Written problem:
Word for word, restate every line of the listing that follows.

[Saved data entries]
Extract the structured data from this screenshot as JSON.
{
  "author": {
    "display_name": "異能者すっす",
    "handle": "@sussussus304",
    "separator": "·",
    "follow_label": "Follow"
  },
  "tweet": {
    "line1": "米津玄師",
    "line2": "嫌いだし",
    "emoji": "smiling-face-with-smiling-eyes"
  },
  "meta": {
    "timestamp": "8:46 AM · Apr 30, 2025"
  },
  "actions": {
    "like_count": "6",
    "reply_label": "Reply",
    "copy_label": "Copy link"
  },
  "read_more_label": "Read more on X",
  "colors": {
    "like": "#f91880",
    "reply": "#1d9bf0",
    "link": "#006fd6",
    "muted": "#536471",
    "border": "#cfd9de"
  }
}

Written answer:
Extract the structured data from this screenshot as JSON.
{
  "author": {
    "display_name": "異能者すっす",
    "handle": "@sussussus304",
    "separator": "·",
    "follow_label": "Follow"
  },
  "tweet": {
    "line1": "米津玄師",
    "line2": "嫌いだし",
    "emoji": "smiling-face-with-smiling-eyes"
  },
  "meta": {
    "timestamp": "8:46 AM · Apr 30, 2025"
  },
  "actions": {
    "like_count": "6",
    "reply_label": "Reply",
    "copy_label": "Copy link"
  },
  "read_more_label": "Read more on X",
  "colors": {
    "like": "#f91880",
    "reply": "#1d9bf0",
    "link": "#006fd6",
    "muted": "#536471",
    "border": "#cfd9de"
  }
}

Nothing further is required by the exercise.